• _BRIEF 1_: In the passage on McCormick's ruling, what did Musk testify the "Technoking" title was intended as?
• _BRIEF 2_: Write out the stretch of the passage on McCormick's ruling from "McCormick even took" through "not a joke.", word for word.

*** PASSAGE FOR REVIEW ***

McCormick even took on the “Technoking” title:

Musk testified that the title was intended as a joke, but that is a problem in itself.  Organizational structures, including titles, promote accountability by clarifying responsibilities. They are not a joke.

McCormick was obviously ruling in the shadow of VC Slights’s previous conclusion that Musk had not exercised control over the board for the purposes of the SolarCity acquisition, and so formally, she limited her own holding to Musk’s control for the purposes of his pay package, but she also drew in the entirety of Musk’s tenure.  And, in a footnote, she pointed out that though Slights had characterized board member Robyn Denholm as a “powerful, positive force,” that particular version of Denholm had not shown up in McCormick’s courtroom: 

this court previously held that Denholm was “an independent, powerful and positive force during the deal process” that led to the SolarCity acquisition. And that was surely true at the time. But it was not a factual finding that carries forward for all time. Moreover, Denholm’s approach to enforcement of the SEC Settlement, including unawareness of one of its key requirements, suggests a new lackadaisical approach to her oversight obligations.

*** End of PASSAGE FOR REVIEW ***
*** RECORDS PROVIDED ***

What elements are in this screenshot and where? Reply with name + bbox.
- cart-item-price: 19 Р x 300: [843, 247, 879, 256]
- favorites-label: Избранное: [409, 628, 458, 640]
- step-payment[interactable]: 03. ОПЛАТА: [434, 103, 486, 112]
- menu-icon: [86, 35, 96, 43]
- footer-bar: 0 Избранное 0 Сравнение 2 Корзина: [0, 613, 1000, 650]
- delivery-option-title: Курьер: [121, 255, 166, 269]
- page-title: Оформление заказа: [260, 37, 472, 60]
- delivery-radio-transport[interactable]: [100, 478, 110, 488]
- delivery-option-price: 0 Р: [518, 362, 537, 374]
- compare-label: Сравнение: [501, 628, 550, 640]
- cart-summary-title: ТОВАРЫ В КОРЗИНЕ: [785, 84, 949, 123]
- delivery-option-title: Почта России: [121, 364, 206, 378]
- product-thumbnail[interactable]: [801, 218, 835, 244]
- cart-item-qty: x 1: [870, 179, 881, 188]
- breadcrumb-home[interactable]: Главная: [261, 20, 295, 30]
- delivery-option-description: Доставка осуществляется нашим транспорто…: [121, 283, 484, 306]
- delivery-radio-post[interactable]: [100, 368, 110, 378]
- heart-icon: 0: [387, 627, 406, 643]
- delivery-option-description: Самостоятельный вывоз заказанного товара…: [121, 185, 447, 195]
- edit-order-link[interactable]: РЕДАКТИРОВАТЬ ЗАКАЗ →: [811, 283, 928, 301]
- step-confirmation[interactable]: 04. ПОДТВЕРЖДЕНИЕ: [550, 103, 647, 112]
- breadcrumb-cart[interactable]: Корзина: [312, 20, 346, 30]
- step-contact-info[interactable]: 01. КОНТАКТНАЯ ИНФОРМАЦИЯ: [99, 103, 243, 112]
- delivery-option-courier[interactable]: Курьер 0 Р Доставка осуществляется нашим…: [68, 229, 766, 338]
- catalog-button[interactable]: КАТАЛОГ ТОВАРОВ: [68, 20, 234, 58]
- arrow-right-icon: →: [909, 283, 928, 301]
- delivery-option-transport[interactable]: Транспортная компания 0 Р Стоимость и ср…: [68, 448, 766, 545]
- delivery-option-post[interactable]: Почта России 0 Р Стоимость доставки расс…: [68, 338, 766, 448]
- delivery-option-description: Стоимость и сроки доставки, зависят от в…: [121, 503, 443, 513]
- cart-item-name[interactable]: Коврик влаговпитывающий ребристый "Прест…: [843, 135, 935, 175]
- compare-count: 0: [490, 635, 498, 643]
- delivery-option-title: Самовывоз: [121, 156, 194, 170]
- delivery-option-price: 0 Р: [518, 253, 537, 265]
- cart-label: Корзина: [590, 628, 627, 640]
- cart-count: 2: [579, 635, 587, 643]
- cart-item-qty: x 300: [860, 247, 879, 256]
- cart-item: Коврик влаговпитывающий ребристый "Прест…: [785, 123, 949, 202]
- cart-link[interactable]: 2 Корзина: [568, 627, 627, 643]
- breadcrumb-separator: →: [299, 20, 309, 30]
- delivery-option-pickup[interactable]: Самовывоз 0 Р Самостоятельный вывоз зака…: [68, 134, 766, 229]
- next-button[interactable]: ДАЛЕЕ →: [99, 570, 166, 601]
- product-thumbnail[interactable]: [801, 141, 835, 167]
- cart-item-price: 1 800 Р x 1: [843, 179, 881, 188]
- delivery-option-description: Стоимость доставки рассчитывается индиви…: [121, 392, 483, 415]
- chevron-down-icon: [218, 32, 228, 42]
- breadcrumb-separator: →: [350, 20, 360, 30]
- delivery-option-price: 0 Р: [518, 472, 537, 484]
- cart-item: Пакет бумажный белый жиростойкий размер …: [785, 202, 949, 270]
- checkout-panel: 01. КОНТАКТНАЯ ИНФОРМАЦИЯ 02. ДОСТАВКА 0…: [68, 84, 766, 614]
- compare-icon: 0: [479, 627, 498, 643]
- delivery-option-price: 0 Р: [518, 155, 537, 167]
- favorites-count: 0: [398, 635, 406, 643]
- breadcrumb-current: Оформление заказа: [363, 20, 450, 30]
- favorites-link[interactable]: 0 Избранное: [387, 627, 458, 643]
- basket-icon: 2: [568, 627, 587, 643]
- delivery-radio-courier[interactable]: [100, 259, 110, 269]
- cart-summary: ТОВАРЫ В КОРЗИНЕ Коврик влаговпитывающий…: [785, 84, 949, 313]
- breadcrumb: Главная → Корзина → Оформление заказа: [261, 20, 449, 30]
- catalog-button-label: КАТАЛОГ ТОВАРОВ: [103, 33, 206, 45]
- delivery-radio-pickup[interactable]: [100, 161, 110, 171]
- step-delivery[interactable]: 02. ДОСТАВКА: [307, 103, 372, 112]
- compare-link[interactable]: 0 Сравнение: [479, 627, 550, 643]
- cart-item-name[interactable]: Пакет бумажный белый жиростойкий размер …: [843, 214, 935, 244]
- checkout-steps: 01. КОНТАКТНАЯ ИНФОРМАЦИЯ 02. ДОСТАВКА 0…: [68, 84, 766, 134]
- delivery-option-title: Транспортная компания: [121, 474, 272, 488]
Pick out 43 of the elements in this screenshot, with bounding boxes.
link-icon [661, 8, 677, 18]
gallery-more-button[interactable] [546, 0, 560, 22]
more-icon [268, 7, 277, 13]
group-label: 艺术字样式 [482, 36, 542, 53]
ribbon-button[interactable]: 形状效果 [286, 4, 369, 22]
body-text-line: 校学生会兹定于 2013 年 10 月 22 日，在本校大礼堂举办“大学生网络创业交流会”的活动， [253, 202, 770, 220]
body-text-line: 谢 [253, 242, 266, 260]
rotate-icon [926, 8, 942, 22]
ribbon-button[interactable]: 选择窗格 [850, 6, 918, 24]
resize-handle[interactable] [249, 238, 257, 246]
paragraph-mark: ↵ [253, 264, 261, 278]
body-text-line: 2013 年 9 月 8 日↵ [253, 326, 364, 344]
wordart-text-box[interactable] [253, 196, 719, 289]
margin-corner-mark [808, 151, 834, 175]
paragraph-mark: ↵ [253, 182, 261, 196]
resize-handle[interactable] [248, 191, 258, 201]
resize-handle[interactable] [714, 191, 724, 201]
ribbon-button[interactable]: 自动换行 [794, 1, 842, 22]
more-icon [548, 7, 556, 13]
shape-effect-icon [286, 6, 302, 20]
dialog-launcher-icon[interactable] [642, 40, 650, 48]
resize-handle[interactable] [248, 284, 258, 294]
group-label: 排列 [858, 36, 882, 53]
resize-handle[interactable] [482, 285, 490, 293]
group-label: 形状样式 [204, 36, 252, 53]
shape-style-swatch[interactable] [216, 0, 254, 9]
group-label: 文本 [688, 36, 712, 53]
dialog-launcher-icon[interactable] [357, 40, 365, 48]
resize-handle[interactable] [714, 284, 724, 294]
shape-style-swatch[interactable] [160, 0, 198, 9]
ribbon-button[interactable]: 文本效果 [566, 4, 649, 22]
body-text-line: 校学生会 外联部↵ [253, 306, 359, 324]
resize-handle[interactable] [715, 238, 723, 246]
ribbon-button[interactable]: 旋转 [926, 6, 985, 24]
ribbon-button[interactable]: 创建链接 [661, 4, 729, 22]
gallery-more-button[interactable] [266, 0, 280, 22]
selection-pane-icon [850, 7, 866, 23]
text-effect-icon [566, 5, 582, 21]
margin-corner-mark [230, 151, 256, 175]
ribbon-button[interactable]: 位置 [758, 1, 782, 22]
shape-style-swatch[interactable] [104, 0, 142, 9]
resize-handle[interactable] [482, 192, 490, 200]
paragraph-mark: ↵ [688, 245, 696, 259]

*** End of RECORDS PROVIDED ***

• _EXPECTED ANSWER 1_: A joke.

• _EXPECTED ANSWER 2_:
McCormick even took on the “Technoking” title:

Musk testified that the title was intended as a joke, but that is a problem in itself.  Organizational structures, including titles, promote accountability by clarifying responsibilities. They are not a joke.